───── INPUT ROWS

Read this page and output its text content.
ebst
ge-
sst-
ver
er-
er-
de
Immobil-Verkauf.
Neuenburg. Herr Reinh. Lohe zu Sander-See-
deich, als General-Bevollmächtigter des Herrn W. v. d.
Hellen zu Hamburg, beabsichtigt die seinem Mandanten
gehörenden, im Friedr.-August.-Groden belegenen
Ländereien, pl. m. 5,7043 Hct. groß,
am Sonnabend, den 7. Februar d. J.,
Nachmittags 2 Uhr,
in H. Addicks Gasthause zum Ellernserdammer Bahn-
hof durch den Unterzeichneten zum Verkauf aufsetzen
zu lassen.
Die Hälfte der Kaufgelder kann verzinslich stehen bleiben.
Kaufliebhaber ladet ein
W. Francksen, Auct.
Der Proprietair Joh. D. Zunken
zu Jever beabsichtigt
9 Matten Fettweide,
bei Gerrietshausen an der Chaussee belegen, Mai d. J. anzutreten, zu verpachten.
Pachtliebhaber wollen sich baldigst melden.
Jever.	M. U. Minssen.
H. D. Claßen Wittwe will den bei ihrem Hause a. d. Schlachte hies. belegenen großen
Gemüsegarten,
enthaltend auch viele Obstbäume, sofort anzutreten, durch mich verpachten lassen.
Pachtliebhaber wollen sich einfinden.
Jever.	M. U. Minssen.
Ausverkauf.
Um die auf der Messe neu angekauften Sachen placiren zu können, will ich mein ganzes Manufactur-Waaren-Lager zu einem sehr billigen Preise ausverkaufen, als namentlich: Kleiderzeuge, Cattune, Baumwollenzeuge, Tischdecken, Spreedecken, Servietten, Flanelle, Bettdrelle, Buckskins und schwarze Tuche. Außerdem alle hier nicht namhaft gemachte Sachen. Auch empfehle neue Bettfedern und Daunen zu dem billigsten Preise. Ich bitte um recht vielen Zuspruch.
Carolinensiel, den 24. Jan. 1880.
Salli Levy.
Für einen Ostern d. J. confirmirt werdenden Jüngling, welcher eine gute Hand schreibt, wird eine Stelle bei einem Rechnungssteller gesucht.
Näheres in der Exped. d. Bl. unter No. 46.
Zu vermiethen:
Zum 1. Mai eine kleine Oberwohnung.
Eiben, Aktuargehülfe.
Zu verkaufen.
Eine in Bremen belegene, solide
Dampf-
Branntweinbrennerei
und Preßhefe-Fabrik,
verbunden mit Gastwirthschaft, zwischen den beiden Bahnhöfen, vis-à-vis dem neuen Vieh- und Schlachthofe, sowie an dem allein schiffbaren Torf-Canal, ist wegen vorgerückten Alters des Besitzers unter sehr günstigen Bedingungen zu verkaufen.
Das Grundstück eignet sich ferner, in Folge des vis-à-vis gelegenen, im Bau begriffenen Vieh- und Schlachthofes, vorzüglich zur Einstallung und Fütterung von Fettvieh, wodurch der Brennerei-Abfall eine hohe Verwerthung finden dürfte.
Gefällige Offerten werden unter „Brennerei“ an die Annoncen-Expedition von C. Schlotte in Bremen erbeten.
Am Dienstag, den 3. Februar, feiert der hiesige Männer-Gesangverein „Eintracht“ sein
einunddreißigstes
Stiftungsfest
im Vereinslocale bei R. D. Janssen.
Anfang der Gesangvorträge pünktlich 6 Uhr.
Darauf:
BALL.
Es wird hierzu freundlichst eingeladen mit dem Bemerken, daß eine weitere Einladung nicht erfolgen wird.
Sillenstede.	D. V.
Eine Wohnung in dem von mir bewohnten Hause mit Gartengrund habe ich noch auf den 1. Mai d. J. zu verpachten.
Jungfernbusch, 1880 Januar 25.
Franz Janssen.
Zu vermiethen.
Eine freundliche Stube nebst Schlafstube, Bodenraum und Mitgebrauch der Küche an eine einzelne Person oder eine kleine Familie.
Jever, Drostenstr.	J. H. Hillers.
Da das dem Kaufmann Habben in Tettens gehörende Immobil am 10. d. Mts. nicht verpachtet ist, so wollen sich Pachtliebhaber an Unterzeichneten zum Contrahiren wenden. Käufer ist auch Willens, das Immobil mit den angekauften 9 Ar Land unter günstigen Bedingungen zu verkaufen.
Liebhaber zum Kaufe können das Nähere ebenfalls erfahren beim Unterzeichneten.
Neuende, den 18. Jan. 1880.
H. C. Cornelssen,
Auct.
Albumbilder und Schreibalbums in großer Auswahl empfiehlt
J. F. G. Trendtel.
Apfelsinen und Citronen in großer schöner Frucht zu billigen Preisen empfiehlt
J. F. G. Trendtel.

──────────

**TASK INSTRUCTIONS**.
Each entry above is to be set down again in exactly the same words.

**WRITTEN ANSWER**.
Read this page and output its text content.
ebst
ge-
sst-
ver
er-
er-
de
Immobil-Verkauf.
Neuenburg. Herr Reinh. Lohe zu Sander-See-
deich, als General-Bevollmächtigter des Herrn W. v. d.
Hellen zu Hamburg, beabsichtigt die seinem Mandanten
gehörenden, im Friedr.-August.-Groden belegenen
Ländereien, pl. m. 5,7043 Hct. groß,
am Sonnabend, den 7. Februar d. J.,
Nachmittags 2 Uhr,
in H. Addicks Gasthause zum Ellernserdammer Bahn-
hof durch den Unterzeichneten zum Verkauf aufsetzen
zu lassen.
Die Hälfte der Kaufgelder kann verzinslich stehen bleiben.
Kaufliebhaber ladet ein
W. Francksen, Auct.
Der Proprietair Joh. D. Zunken
zu Jever beabsichtigt
9 Matten Fettweide,
bei Gerrietshausen an der Chaussee belegen, Mai d. J. anzutreten, zu verpachten.
Pachtliebhaber wollen sich baldigst melden.
Jever.	M. U. Minssen.
H. D. Claßen Wittwe will den bei ihrem Hause a. d. Schlachte hies. belegenen großen
Gemüsegarten,
enthaltend auch viele Obstbäume, sofort anzutreten, durch mich verpachten lassen.
Pachtliebhaber wollen sich einfinden.
Jever.	M. U. Minssen.
Ausverkauf.
Um die auf der Messe neu angekauften Sachen placiren zu können, will ich mein ganzes Manufactur-Waaren-Lager zu einem sehr billigen Preise ausverkaufen, als namentlich: Kleiderzeuge, Cattune, Baumwollenzeuge, Tischdecken, Spreedecken, Servietten, Flanelle, Bettdrelle, Buckskins und schwarze Tuche. Außerdem alle hier nicht namhaft gemachte Sachen. Auch empfehle neue Bettfedern und Daunen zu dem billigsten Preise. Ich bitte um recht vielen Zuspruch.
Carolinensiel, den 24. Jan. 1880.
Salli Levy.
Für einen Ostern d. J. confirmirt werdenden Jüngling, welcher eine gute Hand schreibt, wird eine Stelle bei einem Rechnungssteller gesucht.
Näheres in der Exped. d. Bl. unter No. 46.
Zu vermiethen:
Zum 1. Mai eine kleine Oberwohnung.
Eiben, Aktuargehülfe.
Zu verkaufen.
Eine in Bremen belegene, solide
Dampf-
Branntweinbrennerei
und Preßhefe-Fabrik,
verbunden mit Gastwirthschaft, zwischen den beiden Bahnhöfen, vis-à-vis dem neuen Vieh- und Schlachthofe, sowie an dem allein schiffbaren Torf-Canal, ist wegen vorgerückten Alters des Besitzers unter sehr günstigen Bedingungen zu verkaufen.
Das Grundstück eignet sich ferner, in Folge des vis-à-vis gelegenen, im Bau begriffenen Vieh- und Schlachthofes, vorzüglich zur Einstallung und Fütterung von Fettvieh, wodurch der Brennerei-Abfall eine hohe Verwerthung finden dürfte.
Gefällige Offerten werden unter „Brennerei“ an die Annoncen-Expedition von C. Schlotte in Bremen erbeten.
Am Dienstag, den 3. Februar, feiert der hiesige Männer-Gesangverein „Eintracht“ sein
einunddreißigstes
Stiftungsfest
im Vereinslocale bei R. D. Janssen.
Anfang der Gesangvorträge pünktlich 6 Uhr.
Darauf:
BALL.
Es wird hierzu freundlichst eingeladen mit dem Bemerken, daß eine weitere Einladung nicht erfolgen wird.
Sillenstede.	D. V.
Eine Wohnung in dem von mir bewohnten Hause mit Gartengrund habe ich noch auf den 1. Mai d. J. zu verpachten.
Jungfernbusch, 1880 Januar 25.
Franz Janssen.
Zu vermiethen.
Eine freundliche Stube nebst Schlafstube, Bodenraum und Mitgebrauch der Küche an eine einzelne Person oder eine kleine Familie.
Jever, Drostenstr.	J. H. Hillers.
Da das dem Kaufmann Habben in Tettens gehörende Immobil am 10. d. Mts. nicht verpachtet ist, so wollen sich Pachtliebhaber an Unterzeichneten zum Contrahiren wenden. Käufer ist auch Willens, das Immobil mit den angekauften 9 Ar Land unter günstigen Bedingungen zu verkaufen.
Liebhaber zum Kaufe können das Nähere ebenfalls erfahren beim Unterzeichneten.
Neuende, den 18. Jan. 1880.
H. C. Cornelssen,
Auct.
Albumbilder und Schreibalbums in großer Auswahl empfiehlt
J. F. G. Trendtel.
Apfelsinen und Citronen in großer schöner Frucht zu billigen Preisen empfiehlt
J. F. G. Trendtel.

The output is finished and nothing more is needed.